> Prompt
Give the number of lines that contain the string "Asia", please, and nothing else.
─── Records for the task ───
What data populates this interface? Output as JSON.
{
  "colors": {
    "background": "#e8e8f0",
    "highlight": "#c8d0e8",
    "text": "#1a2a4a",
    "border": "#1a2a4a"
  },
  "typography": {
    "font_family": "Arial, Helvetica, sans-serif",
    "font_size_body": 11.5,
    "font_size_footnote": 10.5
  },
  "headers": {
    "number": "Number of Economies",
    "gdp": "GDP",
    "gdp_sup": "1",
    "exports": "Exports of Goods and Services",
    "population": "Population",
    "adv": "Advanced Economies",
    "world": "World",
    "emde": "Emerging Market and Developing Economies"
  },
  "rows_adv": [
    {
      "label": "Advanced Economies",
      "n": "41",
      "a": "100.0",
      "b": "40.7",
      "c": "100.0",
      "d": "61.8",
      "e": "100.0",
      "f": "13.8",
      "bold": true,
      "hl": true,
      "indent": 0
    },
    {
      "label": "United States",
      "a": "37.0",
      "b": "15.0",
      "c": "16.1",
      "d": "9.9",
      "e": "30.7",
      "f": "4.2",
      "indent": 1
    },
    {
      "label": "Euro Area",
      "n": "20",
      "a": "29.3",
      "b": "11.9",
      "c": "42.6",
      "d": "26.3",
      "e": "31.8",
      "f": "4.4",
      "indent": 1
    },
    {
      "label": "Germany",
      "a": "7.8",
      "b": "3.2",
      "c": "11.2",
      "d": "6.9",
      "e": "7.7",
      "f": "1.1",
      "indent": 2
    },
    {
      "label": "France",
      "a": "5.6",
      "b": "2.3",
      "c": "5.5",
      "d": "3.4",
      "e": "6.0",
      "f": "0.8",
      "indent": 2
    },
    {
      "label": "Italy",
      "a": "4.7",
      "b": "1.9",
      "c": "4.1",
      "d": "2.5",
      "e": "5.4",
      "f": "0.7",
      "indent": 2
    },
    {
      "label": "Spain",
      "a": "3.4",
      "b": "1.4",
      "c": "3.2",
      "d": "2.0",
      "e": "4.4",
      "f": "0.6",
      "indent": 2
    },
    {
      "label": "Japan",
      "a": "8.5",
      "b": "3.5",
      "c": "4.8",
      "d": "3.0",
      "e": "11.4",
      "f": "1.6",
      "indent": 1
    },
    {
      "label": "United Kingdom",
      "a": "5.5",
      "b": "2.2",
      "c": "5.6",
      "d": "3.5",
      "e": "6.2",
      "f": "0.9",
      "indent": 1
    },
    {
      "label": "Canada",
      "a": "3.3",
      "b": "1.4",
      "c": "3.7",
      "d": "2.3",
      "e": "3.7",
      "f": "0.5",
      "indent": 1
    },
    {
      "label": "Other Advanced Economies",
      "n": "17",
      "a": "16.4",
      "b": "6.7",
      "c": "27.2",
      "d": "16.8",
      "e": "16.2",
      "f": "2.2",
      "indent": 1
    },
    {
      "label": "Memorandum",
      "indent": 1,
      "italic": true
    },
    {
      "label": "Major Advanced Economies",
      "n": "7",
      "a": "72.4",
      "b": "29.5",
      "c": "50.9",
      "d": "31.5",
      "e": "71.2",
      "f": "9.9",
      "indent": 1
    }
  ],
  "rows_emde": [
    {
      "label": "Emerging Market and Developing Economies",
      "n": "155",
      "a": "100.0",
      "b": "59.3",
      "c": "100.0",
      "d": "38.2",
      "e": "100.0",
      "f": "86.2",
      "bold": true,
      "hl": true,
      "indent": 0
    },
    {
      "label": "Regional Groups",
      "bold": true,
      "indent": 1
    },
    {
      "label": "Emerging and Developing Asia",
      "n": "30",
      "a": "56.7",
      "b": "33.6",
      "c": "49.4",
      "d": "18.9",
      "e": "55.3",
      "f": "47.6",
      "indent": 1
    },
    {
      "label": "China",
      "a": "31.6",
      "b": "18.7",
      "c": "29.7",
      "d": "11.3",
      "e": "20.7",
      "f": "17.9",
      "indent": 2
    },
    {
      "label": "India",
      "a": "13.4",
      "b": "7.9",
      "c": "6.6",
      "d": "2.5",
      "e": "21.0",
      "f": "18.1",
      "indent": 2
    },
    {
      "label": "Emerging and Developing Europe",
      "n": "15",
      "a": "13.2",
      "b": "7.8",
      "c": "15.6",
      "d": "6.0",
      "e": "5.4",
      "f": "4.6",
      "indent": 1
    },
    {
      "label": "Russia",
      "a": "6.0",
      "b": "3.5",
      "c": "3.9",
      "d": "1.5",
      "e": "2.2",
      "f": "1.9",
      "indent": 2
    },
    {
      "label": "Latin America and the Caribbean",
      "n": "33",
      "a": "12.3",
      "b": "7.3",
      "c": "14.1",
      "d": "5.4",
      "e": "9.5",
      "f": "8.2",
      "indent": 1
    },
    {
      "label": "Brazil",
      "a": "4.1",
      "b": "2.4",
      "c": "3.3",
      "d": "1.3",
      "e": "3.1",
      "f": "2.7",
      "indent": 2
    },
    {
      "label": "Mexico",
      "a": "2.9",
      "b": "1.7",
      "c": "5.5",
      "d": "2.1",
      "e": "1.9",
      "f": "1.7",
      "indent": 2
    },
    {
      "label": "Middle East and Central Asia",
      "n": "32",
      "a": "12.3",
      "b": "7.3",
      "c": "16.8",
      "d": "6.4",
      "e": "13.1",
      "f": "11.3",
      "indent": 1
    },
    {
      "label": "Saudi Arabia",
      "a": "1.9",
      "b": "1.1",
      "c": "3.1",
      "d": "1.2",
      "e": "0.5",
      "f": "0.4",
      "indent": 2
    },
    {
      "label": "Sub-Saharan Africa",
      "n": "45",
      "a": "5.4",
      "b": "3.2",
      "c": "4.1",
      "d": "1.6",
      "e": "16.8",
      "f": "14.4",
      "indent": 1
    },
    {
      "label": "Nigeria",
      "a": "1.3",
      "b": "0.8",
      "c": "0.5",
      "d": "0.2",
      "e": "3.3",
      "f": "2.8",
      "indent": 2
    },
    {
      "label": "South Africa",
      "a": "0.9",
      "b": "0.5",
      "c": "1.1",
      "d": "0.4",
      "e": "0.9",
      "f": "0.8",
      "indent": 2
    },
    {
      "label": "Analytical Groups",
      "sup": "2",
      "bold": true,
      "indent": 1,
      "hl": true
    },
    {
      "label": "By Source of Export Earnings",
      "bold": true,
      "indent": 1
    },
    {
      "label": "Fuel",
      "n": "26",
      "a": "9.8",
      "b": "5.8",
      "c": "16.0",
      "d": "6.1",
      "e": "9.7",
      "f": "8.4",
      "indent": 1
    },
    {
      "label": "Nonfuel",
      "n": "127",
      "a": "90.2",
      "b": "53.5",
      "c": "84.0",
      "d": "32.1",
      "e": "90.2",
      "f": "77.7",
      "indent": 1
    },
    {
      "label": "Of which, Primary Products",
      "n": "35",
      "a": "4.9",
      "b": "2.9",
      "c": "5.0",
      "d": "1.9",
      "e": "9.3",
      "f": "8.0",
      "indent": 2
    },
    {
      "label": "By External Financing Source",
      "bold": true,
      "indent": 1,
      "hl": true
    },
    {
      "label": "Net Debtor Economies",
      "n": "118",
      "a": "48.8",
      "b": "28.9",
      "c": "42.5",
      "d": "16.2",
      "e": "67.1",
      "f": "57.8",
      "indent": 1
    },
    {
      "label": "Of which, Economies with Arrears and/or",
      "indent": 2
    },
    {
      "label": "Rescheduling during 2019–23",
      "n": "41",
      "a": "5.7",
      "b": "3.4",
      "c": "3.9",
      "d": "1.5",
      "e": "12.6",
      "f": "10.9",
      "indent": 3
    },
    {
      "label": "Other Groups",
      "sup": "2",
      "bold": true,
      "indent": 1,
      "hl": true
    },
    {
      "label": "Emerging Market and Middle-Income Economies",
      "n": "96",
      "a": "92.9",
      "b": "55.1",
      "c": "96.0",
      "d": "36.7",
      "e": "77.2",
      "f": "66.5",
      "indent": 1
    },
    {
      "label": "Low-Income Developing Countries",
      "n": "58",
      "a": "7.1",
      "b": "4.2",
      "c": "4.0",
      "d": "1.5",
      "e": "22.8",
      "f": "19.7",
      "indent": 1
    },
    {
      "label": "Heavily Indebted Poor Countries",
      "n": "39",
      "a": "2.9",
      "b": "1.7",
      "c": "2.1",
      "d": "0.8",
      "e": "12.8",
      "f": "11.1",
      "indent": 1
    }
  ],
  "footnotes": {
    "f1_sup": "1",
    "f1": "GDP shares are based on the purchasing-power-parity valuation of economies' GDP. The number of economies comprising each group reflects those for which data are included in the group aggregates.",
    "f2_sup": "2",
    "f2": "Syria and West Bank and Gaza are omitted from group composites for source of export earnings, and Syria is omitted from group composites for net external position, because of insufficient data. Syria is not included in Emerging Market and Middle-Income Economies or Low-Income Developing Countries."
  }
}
───
> Output for this task
2